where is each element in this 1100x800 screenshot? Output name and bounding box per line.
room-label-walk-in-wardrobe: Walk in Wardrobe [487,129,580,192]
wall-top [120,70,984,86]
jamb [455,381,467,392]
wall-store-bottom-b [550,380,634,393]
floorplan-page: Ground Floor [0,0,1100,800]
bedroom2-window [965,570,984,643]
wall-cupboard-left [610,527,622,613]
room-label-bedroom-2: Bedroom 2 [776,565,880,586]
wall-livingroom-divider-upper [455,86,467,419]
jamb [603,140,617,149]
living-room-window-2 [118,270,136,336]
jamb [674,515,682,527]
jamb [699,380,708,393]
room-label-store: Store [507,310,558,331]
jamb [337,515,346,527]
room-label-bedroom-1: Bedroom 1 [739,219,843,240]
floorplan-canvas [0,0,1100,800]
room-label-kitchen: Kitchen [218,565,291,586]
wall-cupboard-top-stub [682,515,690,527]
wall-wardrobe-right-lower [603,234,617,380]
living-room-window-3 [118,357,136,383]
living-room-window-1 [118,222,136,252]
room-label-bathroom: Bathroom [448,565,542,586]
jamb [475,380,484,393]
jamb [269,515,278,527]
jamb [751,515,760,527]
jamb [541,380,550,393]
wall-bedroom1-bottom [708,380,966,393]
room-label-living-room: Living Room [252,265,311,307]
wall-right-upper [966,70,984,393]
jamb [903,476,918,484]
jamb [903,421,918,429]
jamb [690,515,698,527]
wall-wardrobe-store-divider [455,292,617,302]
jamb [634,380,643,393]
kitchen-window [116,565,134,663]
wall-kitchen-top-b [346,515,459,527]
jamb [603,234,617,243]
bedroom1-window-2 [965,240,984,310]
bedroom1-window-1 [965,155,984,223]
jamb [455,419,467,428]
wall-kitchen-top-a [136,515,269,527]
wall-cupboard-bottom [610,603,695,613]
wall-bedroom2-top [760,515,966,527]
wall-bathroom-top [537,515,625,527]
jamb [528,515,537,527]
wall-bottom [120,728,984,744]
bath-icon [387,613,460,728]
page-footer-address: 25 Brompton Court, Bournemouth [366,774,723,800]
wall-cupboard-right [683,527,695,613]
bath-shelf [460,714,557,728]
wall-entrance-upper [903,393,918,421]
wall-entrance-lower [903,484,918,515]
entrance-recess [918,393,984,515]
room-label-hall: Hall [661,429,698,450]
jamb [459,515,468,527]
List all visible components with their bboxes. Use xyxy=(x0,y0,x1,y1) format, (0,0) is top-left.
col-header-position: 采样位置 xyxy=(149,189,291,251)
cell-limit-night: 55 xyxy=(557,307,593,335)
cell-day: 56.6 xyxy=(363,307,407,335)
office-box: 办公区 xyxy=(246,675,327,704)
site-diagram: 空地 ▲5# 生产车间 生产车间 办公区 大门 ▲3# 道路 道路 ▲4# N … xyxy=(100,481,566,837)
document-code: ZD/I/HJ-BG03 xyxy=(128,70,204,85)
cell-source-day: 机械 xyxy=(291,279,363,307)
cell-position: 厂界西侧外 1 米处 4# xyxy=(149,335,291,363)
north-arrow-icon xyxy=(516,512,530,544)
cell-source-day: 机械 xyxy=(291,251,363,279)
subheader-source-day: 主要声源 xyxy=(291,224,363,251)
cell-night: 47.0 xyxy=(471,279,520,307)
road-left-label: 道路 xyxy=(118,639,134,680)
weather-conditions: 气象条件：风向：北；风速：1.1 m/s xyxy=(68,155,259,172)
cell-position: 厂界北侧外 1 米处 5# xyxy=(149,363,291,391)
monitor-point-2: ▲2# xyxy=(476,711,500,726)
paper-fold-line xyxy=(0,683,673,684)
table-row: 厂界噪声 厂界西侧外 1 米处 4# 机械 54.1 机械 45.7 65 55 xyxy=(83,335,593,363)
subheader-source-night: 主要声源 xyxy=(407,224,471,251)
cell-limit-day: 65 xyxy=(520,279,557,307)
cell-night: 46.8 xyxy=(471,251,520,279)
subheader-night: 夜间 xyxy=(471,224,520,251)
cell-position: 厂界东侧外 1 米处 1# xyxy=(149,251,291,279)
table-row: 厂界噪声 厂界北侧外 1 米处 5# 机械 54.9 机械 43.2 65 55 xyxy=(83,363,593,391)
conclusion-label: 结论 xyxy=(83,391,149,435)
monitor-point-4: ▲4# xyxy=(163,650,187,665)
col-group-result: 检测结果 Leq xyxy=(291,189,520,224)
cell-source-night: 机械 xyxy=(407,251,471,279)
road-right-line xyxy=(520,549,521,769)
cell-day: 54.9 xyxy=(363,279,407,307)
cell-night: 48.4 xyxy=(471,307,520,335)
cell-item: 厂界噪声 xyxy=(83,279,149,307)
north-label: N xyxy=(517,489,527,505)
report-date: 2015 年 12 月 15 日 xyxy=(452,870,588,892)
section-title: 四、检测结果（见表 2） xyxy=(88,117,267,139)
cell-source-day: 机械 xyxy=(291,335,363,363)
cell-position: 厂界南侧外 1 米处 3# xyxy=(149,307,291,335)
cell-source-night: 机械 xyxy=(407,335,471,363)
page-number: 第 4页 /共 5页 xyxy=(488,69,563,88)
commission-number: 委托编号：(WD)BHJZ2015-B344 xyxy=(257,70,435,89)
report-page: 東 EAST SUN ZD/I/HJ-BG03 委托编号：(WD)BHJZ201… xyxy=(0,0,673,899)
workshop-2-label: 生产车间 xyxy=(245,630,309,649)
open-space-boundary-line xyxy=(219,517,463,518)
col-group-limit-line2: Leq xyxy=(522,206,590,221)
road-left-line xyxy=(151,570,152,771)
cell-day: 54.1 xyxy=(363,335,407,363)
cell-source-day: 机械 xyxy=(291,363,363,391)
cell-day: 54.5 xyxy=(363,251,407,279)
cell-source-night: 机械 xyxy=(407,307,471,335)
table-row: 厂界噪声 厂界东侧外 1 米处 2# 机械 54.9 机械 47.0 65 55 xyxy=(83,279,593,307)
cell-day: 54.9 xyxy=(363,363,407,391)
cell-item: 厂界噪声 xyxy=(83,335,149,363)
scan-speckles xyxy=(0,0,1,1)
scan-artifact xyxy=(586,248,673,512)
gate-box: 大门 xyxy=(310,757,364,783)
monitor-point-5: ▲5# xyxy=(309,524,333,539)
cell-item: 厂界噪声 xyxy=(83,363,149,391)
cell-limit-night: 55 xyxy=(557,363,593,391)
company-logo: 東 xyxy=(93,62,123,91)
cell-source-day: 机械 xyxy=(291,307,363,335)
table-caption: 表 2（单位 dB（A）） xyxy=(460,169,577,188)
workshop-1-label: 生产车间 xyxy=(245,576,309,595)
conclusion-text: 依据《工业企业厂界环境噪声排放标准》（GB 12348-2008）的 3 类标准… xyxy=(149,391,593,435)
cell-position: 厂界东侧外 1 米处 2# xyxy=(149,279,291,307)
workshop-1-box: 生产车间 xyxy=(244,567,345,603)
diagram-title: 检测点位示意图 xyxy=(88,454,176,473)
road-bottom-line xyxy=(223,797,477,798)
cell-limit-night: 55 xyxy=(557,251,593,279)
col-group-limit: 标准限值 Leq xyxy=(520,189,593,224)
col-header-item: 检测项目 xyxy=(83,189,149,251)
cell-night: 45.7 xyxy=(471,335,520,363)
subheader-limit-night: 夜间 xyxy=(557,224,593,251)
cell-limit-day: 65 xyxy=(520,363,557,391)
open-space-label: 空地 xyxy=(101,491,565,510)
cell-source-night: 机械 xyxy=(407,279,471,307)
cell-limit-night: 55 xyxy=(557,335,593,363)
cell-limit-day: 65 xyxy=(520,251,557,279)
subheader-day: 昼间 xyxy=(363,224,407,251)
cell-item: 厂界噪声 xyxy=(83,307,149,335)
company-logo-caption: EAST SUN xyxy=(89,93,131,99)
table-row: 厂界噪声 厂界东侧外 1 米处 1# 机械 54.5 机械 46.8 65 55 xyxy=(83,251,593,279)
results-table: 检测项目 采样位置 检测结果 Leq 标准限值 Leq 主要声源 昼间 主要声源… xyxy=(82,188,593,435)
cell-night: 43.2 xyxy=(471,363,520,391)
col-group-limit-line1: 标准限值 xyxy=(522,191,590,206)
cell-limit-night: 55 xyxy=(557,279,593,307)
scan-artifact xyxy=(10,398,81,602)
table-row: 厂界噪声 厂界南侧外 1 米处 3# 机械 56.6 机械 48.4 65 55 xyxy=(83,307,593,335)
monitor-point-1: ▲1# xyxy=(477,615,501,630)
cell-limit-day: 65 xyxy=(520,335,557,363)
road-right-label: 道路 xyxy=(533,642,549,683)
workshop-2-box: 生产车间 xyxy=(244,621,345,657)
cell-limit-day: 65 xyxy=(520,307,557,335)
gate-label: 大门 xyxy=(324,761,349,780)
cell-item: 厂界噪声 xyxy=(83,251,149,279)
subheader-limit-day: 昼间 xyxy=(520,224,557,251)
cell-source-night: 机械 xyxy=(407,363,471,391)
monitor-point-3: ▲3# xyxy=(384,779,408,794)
━━━━━━━━━━
[PROBLEM TO SOLVE]
Could you copy out, unchanged, everything from the very first row down to the row containing "bedroom1-window-2 [965,240,984,310]", with both of those rows included?

[TASK ANSWER]
where is each element in this 1100x800 screenshot? Output name and bounding box per line.
room-label-walk-in-wardrobe: Walk in Wardrobe [487,129,580,192]
wall-top [120,70,984,86]
jamb [455,381,467,392]
wall-store-bottom-b [550,380,634,393]
floorplan-page: Ground Floor [0,0,1100,800]
bedroom2-window [965,570,984,643]
wall-cupboard-left [610,527,622,613]
room-label-bedroom-2: Bedroom 2 [776,565,880,586]
wall-livingroom-divider-upper [455,86,467,419]
jamb [603,140,617,149]
living-room-window-2 [118,270,136,336]
jamb [674,515,682,527]
jamb [699,380,708,393]
room-label-store: Store [507,310,558,331]
jamb [337,515,346,527]
room-label-bedroom-1: Bedroom 1 [739,219,843,240]
floorplan-canvas [0,0,1100,800]
room-label-kitchen: Kitchen [218,565,291,586]
wall-cupboard-top-stub [682,515,690,527]
wall-wardrobe-right-lower [603,234,617,380]
living-room-window-3 [118,357,136,383]
living-room-window-1 [118,222,136,252]
room-label-bathroom: Bathroom [448,565,542,586]
jamb [475,380,484,393]
jamb [269,515,278,527]
jamb [751,515,760,527]
jamb [541,380,550,393]
wall-bedroom1-bottom [708,380,966,393]
room-label-living-room: Living Room [252,265,311,307]
wall-right-upper [966,70,984,393]
jamb [903,476,918,484]
jamb [903,421,918,429]
jamb [690,515,698,527]
wall-wardrobe-store-divider [455,292,617,302]
jamb [634,380,643,393]
kitchen-window [116,565,134,663]
wall-kitchen-top-b [346,515,459,527]
jamb [603,234,617,243]
bedroom1-window-2 [965,240,984,310]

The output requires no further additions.